Entries provided:
# # # # # # #

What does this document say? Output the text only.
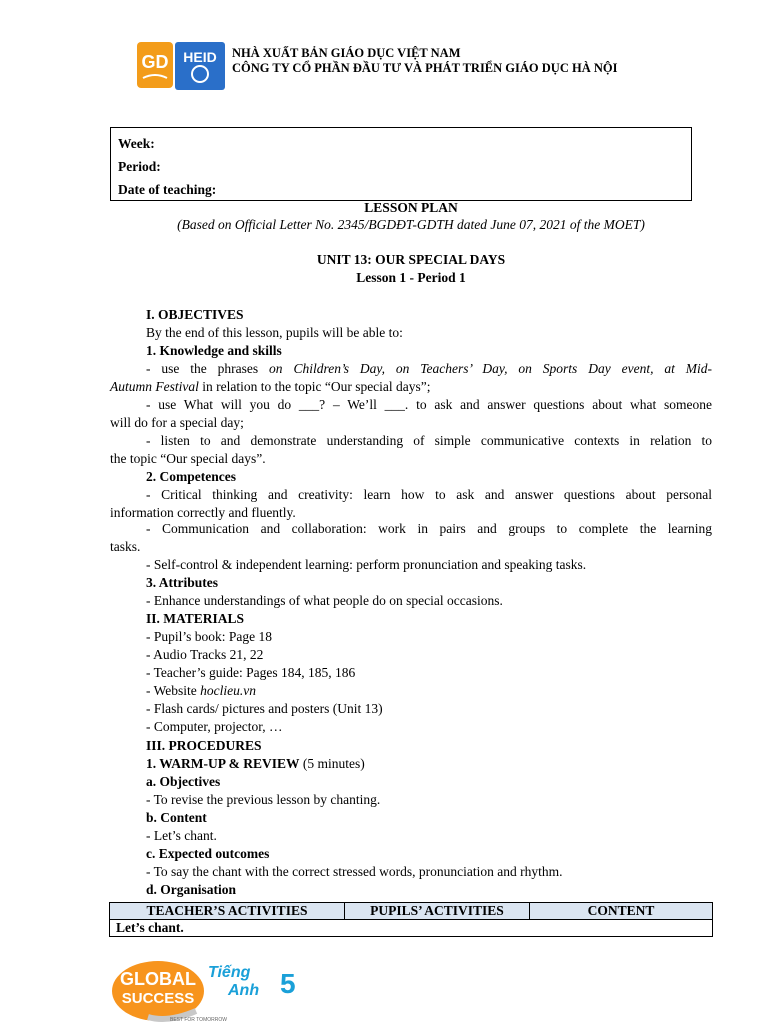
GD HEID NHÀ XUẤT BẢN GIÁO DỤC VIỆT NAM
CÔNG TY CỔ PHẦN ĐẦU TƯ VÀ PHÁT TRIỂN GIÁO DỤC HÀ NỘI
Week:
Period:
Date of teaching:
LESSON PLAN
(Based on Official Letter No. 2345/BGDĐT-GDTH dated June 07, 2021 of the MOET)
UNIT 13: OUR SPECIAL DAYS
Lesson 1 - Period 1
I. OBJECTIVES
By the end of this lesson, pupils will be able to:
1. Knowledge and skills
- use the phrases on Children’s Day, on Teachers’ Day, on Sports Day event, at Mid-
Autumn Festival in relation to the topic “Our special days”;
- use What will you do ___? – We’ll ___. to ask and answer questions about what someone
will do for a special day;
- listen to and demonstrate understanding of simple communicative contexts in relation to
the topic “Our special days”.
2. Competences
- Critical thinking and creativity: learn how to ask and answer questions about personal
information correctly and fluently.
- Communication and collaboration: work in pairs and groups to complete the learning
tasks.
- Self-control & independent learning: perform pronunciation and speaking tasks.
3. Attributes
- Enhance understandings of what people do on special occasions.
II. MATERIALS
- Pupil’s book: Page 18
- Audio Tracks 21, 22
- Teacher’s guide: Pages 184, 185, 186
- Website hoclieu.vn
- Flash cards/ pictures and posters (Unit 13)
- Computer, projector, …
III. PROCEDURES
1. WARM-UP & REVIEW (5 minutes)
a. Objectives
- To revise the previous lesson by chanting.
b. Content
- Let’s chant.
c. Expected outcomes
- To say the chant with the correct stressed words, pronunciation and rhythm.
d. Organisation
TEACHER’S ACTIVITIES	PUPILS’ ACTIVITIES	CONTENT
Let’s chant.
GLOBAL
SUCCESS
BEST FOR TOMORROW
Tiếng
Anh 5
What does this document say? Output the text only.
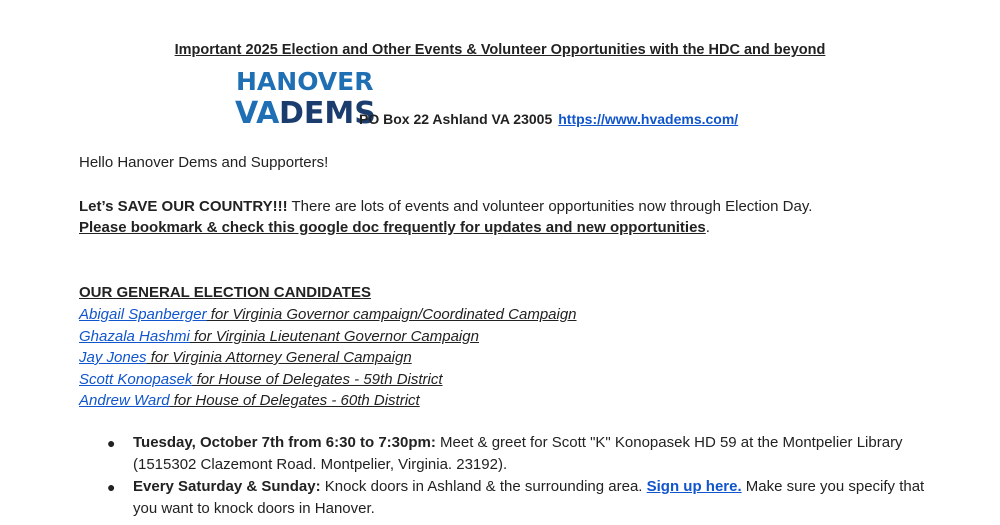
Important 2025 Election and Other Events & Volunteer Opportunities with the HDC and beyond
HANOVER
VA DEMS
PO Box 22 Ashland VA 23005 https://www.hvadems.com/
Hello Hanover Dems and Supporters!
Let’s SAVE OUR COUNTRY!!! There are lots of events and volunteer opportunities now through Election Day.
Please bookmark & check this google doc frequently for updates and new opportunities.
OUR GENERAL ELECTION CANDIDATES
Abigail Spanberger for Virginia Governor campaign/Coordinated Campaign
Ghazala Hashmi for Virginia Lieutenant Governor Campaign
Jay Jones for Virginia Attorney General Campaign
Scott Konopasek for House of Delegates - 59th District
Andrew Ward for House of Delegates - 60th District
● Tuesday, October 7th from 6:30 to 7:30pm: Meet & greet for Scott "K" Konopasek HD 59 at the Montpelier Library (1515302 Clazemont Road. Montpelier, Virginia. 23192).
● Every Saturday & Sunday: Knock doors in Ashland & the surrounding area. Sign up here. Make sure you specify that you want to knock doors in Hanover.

# # # # # # #

What to do:
Collect each line of the entries that has the word "Scott", copying it in full.

Task solution:
Scott Konopasek for House of Delegates - 59th District
● Tuesday, October 7th from 6:30 to 7:30pm: Meet & greet for Scott "K" Konopasek HD 59 at the Montpelier Library (1515302 Clazemont Road. Montpelier, Virginia. 23192).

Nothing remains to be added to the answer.